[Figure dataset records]

====

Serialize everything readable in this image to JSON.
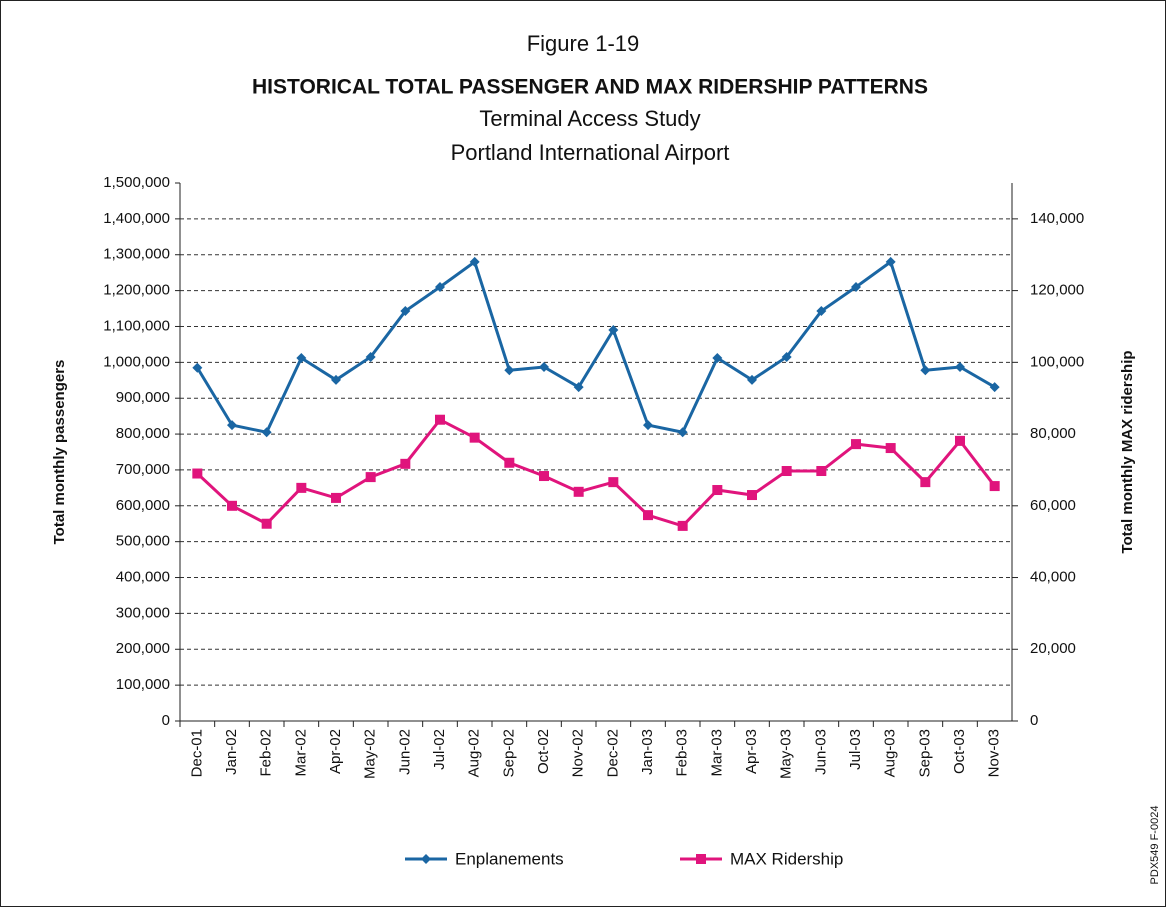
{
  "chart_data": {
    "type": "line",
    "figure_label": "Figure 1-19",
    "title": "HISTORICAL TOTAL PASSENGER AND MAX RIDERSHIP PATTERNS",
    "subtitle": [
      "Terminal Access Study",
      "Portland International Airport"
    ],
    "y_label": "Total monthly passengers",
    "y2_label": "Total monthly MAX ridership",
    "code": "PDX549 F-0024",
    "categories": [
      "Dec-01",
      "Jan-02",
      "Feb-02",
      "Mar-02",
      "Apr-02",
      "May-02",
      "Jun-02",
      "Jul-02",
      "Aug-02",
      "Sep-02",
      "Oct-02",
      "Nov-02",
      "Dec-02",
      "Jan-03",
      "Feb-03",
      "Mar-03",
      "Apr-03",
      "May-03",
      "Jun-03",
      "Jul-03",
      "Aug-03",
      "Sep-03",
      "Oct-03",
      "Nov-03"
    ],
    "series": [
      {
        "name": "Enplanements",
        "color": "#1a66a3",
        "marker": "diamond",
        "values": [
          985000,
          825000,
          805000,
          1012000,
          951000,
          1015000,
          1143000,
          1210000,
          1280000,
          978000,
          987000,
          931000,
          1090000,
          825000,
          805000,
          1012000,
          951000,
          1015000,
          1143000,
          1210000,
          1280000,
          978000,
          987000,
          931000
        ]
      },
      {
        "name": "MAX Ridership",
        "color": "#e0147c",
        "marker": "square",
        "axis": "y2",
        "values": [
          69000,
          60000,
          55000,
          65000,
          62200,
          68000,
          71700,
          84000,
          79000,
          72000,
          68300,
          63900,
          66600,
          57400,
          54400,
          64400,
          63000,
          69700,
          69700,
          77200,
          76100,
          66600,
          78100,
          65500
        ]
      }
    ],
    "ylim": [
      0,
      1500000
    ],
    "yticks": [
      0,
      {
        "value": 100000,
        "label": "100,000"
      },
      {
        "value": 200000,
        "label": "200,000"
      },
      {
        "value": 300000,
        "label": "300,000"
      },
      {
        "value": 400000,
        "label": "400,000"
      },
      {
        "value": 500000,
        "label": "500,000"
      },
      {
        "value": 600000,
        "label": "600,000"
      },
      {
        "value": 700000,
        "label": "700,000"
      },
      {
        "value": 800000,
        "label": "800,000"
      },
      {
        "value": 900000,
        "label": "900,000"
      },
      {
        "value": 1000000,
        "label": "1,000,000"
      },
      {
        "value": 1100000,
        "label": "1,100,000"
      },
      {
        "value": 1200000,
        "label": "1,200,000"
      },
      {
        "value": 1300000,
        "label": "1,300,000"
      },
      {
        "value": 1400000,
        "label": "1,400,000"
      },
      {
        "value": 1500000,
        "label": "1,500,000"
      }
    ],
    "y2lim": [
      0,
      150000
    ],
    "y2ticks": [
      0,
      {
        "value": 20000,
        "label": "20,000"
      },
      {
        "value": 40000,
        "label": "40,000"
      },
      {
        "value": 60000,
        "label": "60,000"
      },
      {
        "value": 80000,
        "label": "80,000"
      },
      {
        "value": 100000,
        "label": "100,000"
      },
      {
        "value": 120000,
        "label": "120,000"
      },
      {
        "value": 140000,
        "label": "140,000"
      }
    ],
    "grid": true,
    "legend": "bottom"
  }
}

====

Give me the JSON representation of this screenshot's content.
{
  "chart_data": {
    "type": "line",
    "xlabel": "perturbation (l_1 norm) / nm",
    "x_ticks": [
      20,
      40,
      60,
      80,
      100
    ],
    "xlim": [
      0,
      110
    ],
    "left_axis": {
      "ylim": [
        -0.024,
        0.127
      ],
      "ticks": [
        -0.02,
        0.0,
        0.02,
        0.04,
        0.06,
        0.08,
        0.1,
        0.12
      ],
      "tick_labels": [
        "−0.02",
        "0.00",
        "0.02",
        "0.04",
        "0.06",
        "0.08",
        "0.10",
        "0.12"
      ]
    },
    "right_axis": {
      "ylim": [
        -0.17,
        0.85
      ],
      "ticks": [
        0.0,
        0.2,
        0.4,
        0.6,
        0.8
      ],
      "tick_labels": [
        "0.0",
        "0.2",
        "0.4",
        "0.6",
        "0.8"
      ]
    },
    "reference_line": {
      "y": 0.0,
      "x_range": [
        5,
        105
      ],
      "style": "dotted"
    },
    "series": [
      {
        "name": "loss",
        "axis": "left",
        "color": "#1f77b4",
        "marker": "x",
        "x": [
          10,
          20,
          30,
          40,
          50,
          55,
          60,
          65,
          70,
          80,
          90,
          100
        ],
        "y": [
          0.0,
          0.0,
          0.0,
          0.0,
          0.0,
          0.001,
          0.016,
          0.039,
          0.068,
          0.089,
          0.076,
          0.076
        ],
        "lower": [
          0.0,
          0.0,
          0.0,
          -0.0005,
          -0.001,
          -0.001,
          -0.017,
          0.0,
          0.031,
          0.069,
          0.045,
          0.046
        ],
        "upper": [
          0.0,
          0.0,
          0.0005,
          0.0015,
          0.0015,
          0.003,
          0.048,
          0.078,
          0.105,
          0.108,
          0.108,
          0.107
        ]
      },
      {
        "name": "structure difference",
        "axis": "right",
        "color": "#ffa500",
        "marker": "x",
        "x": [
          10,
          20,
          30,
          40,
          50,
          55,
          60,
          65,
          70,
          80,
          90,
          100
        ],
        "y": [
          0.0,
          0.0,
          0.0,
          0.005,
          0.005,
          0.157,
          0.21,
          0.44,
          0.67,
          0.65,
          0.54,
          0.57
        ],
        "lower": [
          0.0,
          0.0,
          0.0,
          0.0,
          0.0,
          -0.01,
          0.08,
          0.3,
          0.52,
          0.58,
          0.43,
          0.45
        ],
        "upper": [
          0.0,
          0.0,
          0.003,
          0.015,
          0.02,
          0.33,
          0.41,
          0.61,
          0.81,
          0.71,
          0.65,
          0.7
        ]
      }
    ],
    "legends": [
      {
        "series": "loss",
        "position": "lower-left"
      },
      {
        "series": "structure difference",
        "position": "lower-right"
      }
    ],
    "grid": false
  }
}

====

Search the data for the word "series" and copy each line where it appears.

    "series": [
    "series": [
        "series": "loss",
        "series": "structure difference",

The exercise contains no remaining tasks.